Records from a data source
- - - -
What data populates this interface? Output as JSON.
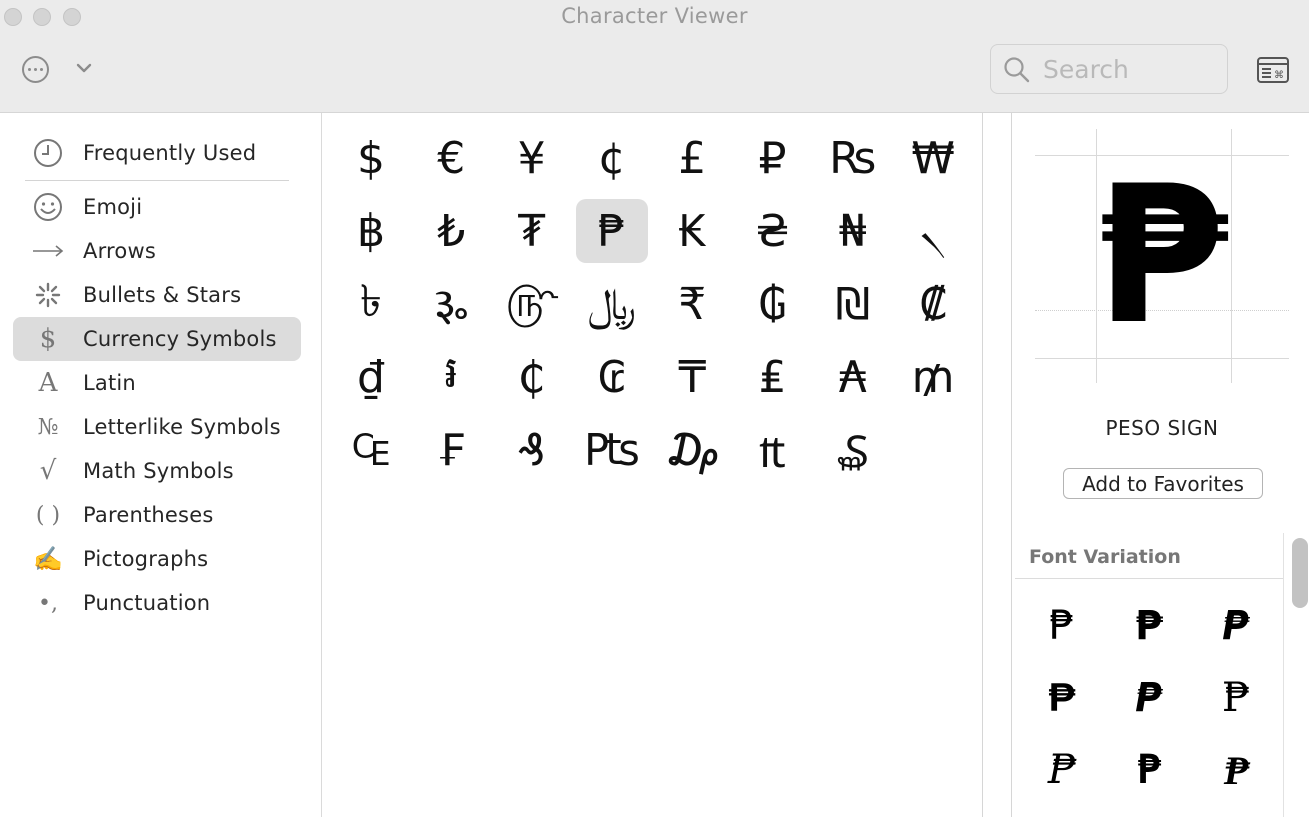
{
  "window": {
    "title": "Character Viewer"
  },
  "toolbar": {
    "action_icon": "ellipsis-circle-icon",
    "chevron_icon": "chevron-down-icon",
    "search_placeholder": "Search",
    "search_value": "",
    "keyboard_icon": "keyboard-viewer-icon"
  },
  "sidebar": {
    "items": [
      {
        "label": "Frequently Used",
        "icon": "clock-icon",
        "glyph": "🕘",
        "selected": false
      },
      {
        "label": "Emoji",
        "icon": "smiley-icon",
        "glyph": "☺",
        "selected": false
      },
      {
        "label": "Arrows",
        "icon": "arrow-right-icon",
        "glyph": "⟶",
        "selected": false
      },
      {
        "label": "Bullets & Stars",
        "icon": "asterisk-icon",
        "glyph": "✻",
        "selected": false
      },
      {
        "label": "Currency Symbols",
        "icon": "dollar-icon",
        "glyph": "$",
        "selected": true
      },
      {
        "label": "Latin",
        "icon": "latin-a-icon",
        "glyph": "A",
        "selected": false
      },
      {
        "label": "Letterlike Symbols",
        "icon": "numero-icon",
        "glyph": "№",
        "selected": false
      },
      {
        "label": "Math Symbols",
        "icon": "square-root-icon",
        "glyph": "√",
        "selected": false
      },
      {
        "label": "Parentheses",
        "icon": "parentheses-icon",
        "glyph": "( )",
        "selected": false
      },
      {
        "label": "Pictographs",
        "icon": "writing-hand-icon",
        "glyph": "✍",
        "selected": false
      },
      {
        "label": "Punctuation",
        "icon": "punctuation-icon",
        "glyph": "•,",
        "selected": false
      }
    ]
  },
  "grid": {
    "characters": [
      "$",
      "€",
      "¥",
      "¢",
      "£",
      "₽",
      "₨",
      "₩",
      "฿",
      "₺",
      "₮",
      "₱",
      "₭",
      "₴",
      "₦",
      "৲",
      "৳",
      "૱",
      "௹",
      "﷼",
      "₹",
      "₲",
      "₪",
      "₡",
      "₫",
      "៛",
      "₵",
      "₢",
      "₸",
      "₤",
      "₳",
      "₥",
      "₠",
      "₣",
      "₰",
      "₧",
      "₯",
      "₶",
      "₷"
    ],
    "selected_index": 11
  },
  "detail": {
    "glyph": "₱",
    "name": "PESO SIGN",
    "add_favorites_label": "Add to Favorites",
    "font_variation_title": "Font Variation",
    "variations": [
      "₱",
      "₱",
      "₱",
      "₱",
      "₱",
      "₱",
      "₱",
      "₱",
      "₱"
    ]
  }
}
- - - -
GIVEN PROBLEM:
Repeat the records above verbatim, with no pictures in the result.

OUTPUT FOR THIS TASK:
What data populates this interface? Output as JSON.
{
  "window": {
    "title": "Character Viewer"
  },
  "toolbar": {
    "action_icon": "ellipsis-circle-icon",
    "chevron_icon": "chevron-down-icon",
    "search_placeholder": "Search",
    "search_value": "",
    "keyboard_icon": "keyboard-viewer-icon"
  },
  "sidebar": {
    "items": [
      {
        "label": "Frequently Used",
        "icon": "clock-icon",
        "glyph": "🕘",
        "selected": false
      },
      {
        "label": "Emoji",
        "icon": "smiley-icon",
        "glyph": "☺",
        "selected": false
      },
      {
        "label": "Arrows",
        "icon": "arrow-right-icon",
        "glyph": "⟶",
        "selected": false
      },
      {
        "label": "Bullets & Stars",
        "icon": "asterisk-icon",
        "glyph": "✻",
        "selected": false
      },
      {
        "label": "Currency Symbols",
        "icon": "dollar-icon",
        "glyph": "$",
        "selected": true
      },
      {
        "label": "Latin",
        "icon": "latin-a-icon",
        "glyph": "A",
        "selected": false
      },
      {
        "label": "Letterlike Symbols",
        "icon": "numero-icon",
        "glyph": "№",
        "selected": false
      },
      {
        "label": "Math Symbols",
        "icon": "square-root-icon",
        "glyph": "√",
        "selected": false
      },
      {
        "label": "Parentheses",
        "icon": "parentheses-icon",
        "glyph": "( )",
        "selected": false
      },
      {
        "label": "Pictographs",
        "icon": "writing-hand-icon",
        "glyph": "✍",
        "selected": false
      },
      {
        "label": "Punctuation",
        "icon": "punctuation-icon",
        "glyph": "•,",
        "selected": false
      }
    ]
  },
  "grid": {
    "characters": [
      "$",
      "€",
      "¥",
      "¢",
      "£",
      "₽",
      "₨",
      "₩",
      "฿",
      "₺",
      "₮",
      "₱",
      "₭",
      "₴",
      "₦",
      "৲",
      "৳",
      "૱",
      "௹",
      "﷼",
      "₹",
      "₲",
      "₪",
      "₡",
      "₫",
      "៛",
      "₵",
      "₢",
      "₸",
      "₤",
      "₳",
      "₥",
      "₠",
      "₣",
      "₰",
      "₧",
      "₯",
      "₶",
      "₷"
    ],
    "selected_index": 11
  },
  "detail": {
    "glyph": "₱",
    "name": "PESO SIGN",
    "add_favorites_label": "Add to Favorites",
    "font_variation_title": "Font Variation",
    "variations": [
      "₱",
      "₱",
      "₱",
      "₱",
      "₱",
      "₱",
      "₱",
      "₱",
      "₱"
    ]
  }
}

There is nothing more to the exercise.